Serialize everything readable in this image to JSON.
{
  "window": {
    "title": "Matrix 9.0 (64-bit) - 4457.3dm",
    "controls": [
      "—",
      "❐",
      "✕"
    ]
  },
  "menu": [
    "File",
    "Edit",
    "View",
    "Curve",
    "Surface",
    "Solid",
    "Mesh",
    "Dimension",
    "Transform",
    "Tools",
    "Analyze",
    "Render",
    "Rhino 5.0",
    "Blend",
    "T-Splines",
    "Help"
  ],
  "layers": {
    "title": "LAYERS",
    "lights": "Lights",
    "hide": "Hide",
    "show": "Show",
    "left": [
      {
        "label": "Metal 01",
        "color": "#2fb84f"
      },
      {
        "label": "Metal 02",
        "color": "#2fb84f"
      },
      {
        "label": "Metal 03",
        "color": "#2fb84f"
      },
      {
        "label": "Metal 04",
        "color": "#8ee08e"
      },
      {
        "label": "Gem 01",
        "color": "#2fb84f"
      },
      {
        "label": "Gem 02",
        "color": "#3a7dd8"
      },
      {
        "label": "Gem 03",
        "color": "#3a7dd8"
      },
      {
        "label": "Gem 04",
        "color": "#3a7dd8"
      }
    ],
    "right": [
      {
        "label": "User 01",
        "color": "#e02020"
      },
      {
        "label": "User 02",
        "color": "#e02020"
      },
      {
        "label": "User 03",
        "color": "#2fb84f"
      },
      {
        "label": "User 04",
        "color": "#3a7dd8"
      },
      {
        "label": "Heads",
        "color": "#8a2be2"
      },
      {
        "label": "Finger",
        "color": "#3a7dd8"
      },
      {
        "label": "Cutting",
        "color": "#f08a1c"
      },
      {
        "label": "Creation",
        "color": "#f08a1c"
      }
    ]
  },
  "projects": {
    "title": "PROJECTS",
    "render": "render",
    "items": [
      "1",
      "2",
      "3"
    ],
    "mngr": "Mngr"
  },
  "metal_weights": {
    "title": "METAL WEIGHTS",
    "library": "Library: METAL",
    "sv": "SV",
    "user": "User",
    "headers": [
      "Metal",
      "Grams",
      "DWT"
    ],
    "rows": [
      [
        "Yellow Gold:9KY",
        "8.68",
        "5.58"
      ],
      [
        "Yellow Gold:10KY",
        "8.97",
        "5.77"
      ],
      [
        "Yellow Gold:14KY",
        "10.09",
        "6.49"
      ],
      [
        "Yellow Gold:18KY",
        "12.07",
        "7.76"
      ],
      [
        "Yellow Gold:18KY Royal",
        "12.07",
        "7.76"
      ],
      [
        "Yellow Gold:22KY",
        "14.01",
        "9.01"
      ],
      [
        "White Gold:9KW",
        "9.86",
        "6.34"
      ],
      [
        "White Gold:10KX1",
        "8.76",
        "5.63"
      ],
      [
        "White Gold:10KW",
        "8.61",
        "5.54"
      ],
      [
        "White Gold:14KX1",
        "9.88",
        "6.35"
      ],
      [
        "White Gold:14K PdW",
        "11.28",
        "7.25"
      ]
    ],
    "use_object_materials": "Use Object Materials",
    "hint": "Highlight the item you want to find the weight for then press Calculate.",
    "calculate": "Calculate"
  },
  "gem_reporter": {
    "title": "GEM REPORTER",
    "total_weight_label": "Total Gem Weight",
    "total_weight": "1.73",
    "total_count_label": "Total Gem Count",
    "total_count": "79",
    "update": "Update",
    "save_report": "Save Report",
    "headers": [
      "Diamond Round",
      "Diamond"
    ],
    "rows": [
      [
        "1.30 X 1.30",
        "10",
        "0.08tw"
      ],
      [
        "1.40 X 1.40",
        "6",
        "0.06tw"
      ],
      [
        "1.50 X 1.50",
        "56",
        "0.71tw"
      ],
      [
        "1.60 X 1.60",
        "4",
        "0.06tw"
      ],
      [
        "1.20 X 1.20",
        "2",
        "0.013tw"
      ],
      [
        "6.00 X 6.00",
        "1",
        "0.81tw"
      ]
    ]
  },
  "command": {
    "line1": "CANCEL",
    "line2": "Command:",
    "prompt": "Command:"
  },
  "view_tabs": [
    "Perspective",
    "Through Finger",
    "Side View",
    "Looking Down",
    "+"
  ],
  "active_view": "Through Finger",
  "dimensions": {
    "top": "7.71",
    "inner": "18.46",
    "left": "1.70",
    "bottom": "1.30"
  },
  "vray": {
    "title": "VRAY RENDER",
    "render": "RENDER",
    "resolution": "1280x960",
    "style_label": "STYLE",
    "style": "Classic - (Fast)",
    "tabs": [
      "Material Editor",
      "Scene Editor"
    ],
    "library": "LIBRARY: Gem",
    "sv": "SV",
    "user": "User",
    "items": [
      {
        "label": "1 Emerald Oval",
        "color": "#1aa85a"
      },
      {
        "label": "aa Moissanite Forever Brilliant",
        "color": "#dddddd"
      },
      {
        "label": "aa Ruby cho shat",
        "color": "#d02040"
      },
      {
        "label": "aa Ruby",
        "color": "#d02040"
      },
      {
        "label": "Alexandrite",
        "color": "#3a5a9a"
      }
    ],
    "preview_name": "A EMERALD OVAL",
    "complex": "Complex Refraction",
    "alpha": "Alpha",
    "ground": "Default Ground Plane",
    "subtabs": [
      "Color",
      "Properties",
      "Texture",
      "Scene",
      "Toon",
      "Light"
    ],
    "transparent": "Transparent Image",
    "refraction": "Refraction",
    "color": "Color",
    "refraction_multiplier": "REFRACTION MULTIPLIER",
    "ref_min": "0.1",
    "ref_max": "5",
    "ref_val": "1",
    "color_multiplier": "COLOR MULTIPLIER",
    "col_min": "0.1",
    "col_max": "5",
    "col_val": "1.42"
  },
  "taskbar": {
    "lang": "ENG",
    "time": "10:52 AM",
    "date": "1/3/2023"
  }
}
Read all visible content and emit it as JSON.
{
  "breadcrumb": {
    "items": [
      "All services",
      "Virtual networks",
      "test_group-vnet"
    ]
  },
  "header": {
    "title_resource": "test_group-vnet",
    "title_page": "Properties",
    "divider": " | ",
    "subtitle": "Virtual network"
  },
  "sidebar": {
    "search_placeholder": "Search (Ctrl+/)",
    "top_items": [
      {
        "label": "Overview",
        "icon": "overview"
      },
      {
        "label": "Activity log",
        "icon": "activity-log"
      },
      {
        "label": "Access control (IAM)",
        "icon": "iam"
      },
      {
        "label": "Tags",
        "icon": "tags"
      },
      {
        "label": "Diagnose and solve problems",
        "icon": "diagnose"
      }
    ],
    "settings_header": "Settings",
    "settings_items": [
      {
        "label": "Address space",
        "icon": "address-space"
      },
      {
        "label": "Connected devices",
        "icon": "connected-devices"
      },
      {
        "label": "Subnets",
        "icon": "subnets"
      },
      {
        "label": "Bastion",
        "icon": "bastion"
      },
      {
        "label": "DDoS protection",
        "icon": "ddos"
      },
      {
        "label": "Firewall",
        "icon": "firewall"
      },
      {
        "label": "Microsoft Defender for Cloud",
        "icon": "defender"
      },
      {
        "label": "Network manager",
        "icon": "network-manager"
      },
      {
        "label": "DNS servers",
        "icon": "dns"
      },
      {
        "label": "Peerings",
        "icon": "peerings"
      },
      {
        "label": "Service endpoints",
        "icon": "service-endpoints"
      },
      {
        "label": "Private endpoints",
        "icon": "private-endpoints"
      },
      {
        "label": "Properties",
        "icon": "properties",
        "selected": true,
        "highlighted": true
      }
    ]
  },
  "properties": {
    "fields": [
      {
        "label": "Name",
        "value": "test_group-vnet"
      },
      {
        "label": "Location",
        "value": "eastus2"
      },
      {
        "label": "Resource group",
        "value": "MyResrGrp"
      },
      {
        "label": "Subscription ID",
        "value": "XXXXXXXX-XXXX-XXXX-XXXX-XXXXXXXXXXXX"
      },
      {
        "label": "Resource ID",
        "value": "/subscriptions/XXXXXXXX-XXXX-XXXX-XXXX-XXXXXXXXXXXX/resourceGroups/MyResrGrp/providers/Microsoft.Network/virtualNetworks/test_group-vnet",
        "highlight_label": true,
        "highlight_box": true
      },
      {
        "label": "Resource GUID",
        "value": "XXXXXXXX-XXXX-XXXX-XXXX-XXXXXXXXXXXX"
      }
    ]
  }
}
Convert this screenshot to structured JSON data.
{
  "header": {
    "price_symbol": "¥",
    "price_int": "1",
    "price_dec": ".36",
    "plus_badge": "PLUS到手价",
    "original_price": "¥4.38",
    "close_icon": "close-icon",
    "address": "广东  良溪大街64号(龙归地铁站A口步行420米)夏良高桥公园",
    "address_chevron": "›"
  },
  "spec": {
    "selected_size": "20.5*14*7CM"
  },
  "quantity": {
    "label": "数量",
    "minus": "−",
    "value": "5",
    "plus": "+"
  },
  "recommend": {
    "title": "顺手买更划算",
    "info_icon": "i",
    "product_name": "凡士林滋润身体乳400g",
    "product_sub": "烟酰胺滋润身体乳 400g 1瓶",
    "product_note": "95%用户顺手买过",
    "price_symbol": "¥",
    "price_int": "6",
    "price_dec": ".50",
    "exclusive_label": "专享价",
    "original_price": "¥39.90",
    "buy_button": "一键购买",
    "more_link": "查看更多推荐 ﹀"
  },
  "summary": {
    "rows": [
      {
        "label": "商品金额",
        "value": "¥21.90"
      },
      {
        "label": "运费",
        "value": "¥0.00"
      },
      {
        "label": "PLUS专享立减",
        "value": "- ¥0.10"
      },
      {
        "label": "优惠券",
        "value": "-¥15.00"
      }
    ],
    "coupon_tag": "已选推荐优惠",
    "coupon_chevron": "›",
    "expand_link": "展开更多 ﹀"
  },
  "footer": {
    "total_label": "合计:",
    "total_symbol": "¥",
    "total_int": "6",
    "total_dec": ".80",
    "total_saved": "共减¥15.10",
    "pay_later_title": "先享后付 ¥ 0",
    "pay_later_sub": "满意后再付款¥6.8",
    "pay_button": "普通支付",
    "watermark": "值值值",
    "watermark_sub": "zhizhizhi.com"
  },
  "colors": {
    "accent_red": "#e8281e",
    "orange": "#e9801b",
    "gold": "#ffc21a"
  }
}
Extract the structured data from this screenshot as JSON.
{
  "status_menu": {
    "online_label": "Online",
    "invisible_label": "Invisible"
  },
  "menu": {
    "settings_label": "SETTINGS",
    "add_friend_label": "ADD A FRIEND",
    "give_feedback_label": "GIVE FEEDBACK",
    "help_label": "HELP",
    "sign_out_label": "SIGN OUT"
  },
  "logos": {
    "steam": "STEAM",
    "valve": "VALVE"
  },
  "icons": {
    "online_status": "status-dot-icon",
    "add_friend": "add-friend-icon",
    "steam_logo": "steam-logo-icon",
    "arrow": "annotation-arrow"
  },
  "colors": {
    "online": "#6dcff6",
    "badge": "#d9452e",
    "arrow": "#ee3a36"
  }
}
----------
- **GIVEN REQUEST**
Scan the material above for the string "Through" and report each line where you find it.

- **RESULT BELOW**
    "Through Finger",
  "active_view": "Through Finger",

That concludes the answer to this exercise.